REQUIRED WORK:
Retype all of the data. Every line must match exactly.

[A run of records]

━━━━━━━━━━━━━━━━━━━━━━━━━━━━━━

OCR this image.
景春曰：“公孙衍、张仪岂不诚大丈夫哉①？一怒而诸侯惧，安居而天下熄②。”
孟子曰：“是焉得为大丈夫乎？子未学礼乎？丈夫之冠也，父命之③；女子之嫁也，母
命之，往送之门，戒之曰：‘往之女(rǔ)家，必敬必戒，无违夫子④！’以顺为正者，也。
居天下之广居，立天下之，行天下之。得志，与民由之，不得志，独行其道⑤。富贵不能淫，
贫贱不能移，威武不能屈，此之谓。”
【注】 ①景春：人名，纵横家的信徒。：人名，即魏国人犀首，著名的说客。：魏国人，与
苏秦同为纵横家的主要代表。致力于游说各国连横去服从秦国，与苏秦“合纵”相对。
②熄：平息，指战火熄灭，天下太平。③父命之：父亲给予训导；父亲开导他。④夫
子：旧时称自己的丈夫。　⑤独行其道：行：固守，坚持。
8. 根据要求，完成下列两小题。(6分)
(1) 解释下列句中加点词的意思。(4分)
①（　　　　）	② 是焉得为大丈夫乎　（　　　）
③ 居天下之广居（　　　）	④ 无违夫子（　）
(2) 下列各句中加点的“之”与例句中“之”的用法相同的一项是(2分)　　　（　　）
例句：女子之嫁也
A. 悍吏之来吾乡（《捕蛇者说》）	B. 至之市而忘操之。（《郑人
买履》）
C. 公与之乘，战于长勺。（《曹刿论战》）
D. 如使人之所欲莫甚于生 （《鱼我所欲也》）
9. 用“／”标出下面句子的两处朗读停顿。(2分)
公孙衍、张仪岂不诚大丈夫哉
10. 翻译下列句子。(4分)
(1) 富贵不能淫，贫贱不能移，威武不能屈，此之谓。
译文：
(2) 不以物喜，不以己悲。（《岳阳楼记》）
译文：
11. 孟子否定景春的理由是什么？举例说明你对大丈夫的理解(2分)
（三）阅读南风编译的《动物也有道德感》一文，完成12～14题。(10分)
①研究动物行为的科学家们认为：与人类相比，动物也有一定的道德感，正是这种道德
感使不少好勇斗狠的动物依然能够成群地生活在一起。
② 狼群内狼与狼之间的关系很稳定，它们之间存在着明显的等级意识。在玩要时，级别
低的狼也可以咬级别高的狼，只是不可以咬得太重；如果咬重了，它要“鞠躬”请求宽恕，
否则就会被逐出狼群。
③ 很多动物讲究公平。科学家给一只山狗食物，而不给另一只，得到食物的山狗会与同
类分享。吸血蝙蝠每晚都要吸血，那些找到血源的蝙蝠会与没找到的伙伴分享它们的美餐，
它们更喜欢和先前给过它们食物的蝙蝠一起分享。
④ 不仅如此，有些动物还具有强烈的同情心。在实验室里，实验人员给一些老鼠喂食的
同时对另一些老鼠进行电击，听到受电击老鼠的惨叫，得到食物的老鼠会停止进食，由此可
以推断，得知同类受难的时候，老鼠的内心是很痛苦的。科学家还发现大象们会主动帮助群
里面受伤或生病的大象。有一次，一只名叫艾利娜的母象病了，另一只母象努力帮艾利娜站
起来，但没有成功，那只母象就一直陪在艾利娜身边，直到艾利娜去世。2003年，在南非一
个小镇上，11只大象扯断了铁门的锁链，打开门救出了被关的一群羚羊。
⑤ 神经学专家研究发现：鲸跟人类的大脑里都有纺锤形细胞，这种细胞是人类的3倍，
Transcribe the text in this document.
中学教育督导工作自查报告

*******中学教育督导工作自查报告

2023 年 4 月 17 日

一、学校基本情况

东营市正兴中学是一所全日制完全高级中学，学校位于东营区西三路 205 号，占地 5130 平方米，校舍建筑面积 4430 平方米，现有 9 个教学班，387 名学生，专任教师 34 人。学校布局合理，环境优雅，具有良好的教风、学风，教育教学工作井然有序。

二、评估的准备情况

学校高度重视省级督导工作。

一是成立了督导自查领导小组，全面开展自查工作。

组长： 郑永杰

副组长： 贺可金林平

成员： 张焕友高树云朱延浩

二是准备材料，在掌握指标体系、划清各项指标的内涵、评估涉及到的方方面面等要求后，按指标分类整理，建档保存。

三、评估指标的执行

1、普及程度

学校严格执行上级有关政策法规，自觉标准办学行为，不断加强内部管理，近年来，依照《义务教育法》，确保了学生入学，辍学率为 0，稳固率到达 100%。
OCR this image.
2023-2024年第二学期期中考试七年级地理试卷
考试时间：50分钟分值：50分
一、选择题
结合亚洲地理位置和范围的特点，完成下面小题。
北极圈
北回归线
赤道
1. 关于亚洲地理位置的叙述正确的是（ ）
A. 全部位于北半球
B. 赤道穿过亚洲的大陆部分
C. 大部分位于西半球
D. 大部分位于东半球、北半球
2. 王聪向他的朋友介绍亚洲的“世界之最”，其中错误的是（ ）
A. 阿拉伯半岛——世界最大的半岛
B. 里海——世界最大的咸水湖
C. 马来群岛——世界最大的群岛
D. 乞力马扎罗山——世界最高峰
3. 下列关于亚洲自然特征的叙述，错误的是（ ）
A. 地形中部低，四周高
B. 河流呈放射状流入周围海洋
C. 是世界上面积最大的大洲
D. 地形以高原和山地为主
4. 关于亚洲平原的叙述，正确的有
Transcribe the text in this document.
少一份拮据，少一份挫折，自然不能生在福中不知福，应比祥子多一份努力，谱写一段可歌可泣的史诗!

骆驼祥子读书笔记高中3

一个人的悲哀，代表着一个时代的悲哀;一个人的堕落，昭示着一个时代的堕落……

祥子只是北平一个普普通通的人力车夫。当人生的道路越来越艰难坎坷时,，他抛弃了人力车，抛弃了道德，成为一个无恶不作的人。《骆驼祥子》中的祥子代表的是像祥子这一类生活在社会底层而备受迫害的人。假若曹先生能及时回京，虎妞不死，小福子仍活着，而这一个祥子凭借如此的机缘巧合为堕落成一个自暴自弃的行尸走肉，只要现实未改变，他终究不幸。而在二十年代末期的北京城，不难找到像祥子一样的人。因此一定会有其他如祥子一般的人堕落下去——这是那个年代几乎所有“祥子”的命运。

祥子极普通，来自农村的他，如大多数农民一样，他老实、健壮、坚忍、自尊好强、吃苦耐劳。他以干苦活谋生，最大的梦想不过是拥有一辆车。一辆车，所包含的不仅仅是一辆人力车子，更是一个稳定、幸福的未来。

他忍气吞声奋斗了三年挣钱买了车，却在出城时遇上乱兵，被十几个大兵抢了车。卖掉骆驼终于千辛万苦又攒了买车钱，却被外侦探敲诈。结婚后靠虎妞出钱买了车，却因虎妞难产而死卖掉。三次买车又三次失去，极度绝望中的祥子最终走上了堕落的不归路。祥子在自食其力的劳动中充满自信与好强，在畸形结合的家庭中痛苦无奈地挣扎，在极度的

━━━━━━━━━━━━━━━━━━━━━━━━━━━━━━

WRITTEN SOLUTION:
OCR this image.
景春曰：“公孙衍、张仪岂不诚大丈夫哉①？一怒而诸侯惧，安居而天下熄②。”
孟子曰：“是焉得为大丈夫乎？子未学礼乎？丈夫之冠也，父命之③；女子之嫁也，母
命之，往送之门，戒之曰：‘往之女(rǔ)家，必敬必戒，无违夫子④！’以顺为正者，也。
居天下之广居，立天下之，行天下之。得志，与民由之，不得志，独行其道⑤。富贵不能淫，
贫贱不能移，威武不能屈，此之谓。”
【注】 ①景春：人名，纵横家的信徒。：人名，即魏国人犀首，著名的说客。：魏国人，与
苏秦同为纵横家的主要代表。致力于游说各国连横去服从秦国，与苏秦“合纵”相对。
②熄：平息，指战火熄灭，天下太平。③父命之：父亲给予训导；父亲开导他。④夫
子：旧时称自己的丈夫。　⑤独行其道：行：固守，坚持。
8. 根据要求，完成下列两小题。(6分)
(1) 解释下列句中加点词的意思。(4分)
①（　　　　）	② 是焉得为大丈夫乎　（　　　）
③ 居天下之广居（　　　）	④ 无违夫子（　）
(2) 下列各句中加点的“之”与例句中“之”的用法相同的一项是(2分)　　　（　　）
例句：女子之嫁也
A. 悍吏之来吾乡（《捕蛇者说》）	B. 至之市而忘操之。（《郑人
买履》）
C. 公与之乘，战于长勺。（《曹刿论战》）
D. 如使人之所欲莫甚于生 （《鱼我所欲也》）
9. 用“／”标出下面句子的两处朗读停顿。(2分)
公孙衍、张仪岂不诚大丈夫哉
10. 翻译下列句子。(4分)
(1) 富贵不能淫，贫贱不能移，威武不能屈，此之谓。
译文：
(2) 不以物喜，不以己悲。（《岳阳楼记》）
译文：
11. 孟子否定景春的理由是什么？举例说明你对大丈夫的理解(2分)
（三）阅读南风编译的《动物也有道德感》一文，完成12～14题。(10分)
①研究动物行为的科学家们认为：与人类相比，动物也有一定的道德感，正是这种道德
感使不少好勇斗狠的动物依然能够成群地生活在一起。
② 狼群内狼与狼之间的关系很稳定，它们之间存在着明显的等级意识。在玩要时，级别
低的狼也可以咬级别高的狼，只是不可以咬得太重；如果咬重了，它要“鞠躬”请求宽恕，
否则就会被逐出狼群。
③ 很多动物讲究公平。科学家给一只山狗食物，而不给另一只，得到食物的山狗会与同
类分享。吸血蝙蝠每晚都要吸血，那些找到血源的蝙蝠会与没找到的伙伴分享它们的美餐，
它们更喜欢和先前给过它们食物的蝙蝠一起分享。
④ 不仅如此，有些动物还具有强烈的同情心。在实验室里，实验人员给一些老鼠喂食的
同时对另一些老鼠进行电击，听到受电击老鼠的惨叫，得到食物的老鼠会停止进食，由此可
以推断，得知同类受难的时候，老鼠的内心是很痛苦的。科学家还发现大象们会主动帮助群
里面受伤或生病的大象。有一次，一只名叫艾利娜的母象病了，另一只母象努力帮艾利娜站
起来，但没有成功，那只母象就一直陪在艾利娜身边，直到艾利娜去世。2003年，在南非一
个小镇上，11只大象扯断了铁门的锁链，打开门救出了被关的一群羚羊。
⑤ 神经学专家研究发现：鲸跟人类的大脑里都有纺锤形细胞，这种细胞是人类的3倍，
Transcribe the text in this document.
中学教育督导工作自查报告

*******中学教育督导工作自查报告

2023 年 4 月 17 日

一、学校基本情况

东营市正兴中学是一所全日制完全高级中学，学校位于东营区西三路 205 号，占地 5130 平方米，校舍建筑面积 4430 平方米，现有 9 个教学班，387 名学生，专任教师 34 人。学校布局合理，环境优雅，具有良好的教风、学风，教育教学工作井然有序。

二、评估的准备情况

学校高度重视省级督导工作。

一是成立了督导自查领导小组，全面开展自查工作。

组长： 郑永杰

副组长： 贺可金林平

成员： 张焕友高树云朱延浩

二是准备材料，在掌握指标体系、划清各项指标的内涵、评估涉及到的方方面面等要求后，按指标分类整理，建档保存。

三、评估指标的执行

1、普及程度

学校严格执行上级有关政策法规，自觉标准办学行为，不断加强内部管理，近年来，依照《义务教育法》，确保了学生入学，辍学率为 0，稳固率到达 100%。
OCR this image.
2023-2024年第二学期期中考试七年级地理试卷
考试时间：50分钟分值：50分
一、选择题
结合亚洲地理位置和范围的特点，完成下面小题。
北极圈
北回归线
赤道
1. 关于亚洲地理位置的叙述正确的是（ ）
A. 全部位于北半球
B. 赤道穿过亚洲的大陆部分
C. 大部分位于西半球
D. 大部分位于东半球、北半球
2. 王聪向他的朋友介绍亚洲的“世界之最”，其中错误的是（ ）
A. 阿拉伯半岛——世界最大的半岛
B. 里海——世界最大的咸水湖
C. 马来群岛——世界最大的群岛
D. 乞力马扎罗山——世界最高峰
3. 下列关于亚洲自然特征的叙述，错误的是（ ）
A. 地形中部低，四周高
B. 河流呈放射状流入周围海洋
C. 是世界上面积最大的大洲
D. 地形以高原和山地为主
4. 关于亚洲平原的叙述，正确的有
Transcribe the text in this document.
少一份拮据，少一份挫折，自然不能生在福中不知福，应比祥子多一份努力，谱写一段可歌可泣的史诗!

骆驼祥子读书笔记高中3

一个人的悲哀，代表着一个时代的悲哀;一个人的堕落，昭示着一个时代的堕落……

祥子只是北平一个普普通通的人力车夫。当人生的道路越来越艰难坎坷时,，他抛弃了人力车，抛弃了道德，成为一个无恶不作的人。《骆驼祥子》中的祥子代表的是像祥子这一类生活在社会底层而备受迫害的人。假若曹先生能及时回京，虎妞不死，小福子仍活着，而这一个祥子凭借如此的机缘巧合为堕落成一个自暴自弃的行尸走肉，只要现实未改变，他终究不幸。而在二十年代末期的北京城，不难找到像祥子一样的人。因此一定会有其他如祥子一般的人堕落下去——这是那个年代几乎所有“祥子”的命运。

祥子极普通，来自农村的他，如大多数农民一样，他老实、健壮、坚忍、自尊好强、吃苦耐劳。他以干苦活谋生，最大的梦想不过是拥有一辆车。一辆车，所包含的不仅仅是一辆人力车子，更是一个稳定、幸福的未来。

他忍气吞声奋斗了三年挣钱买了车，却在出城时遇上乱兵，被十几个大兵抢了车。卖掉骆驼终于千辛万苦又攒了买车钱，却被外侦探敲诈。结婚后靠虎妞出钱买了车，却因虎妞难产而死卖掉。三次买车又三次失去，极度绝望中的祥子最终走上了堕落的不归路。祥子在自食其力的劳动中充满自信与好强，在畸形结合的家庭中痛苦无奈地挣扎，在极度的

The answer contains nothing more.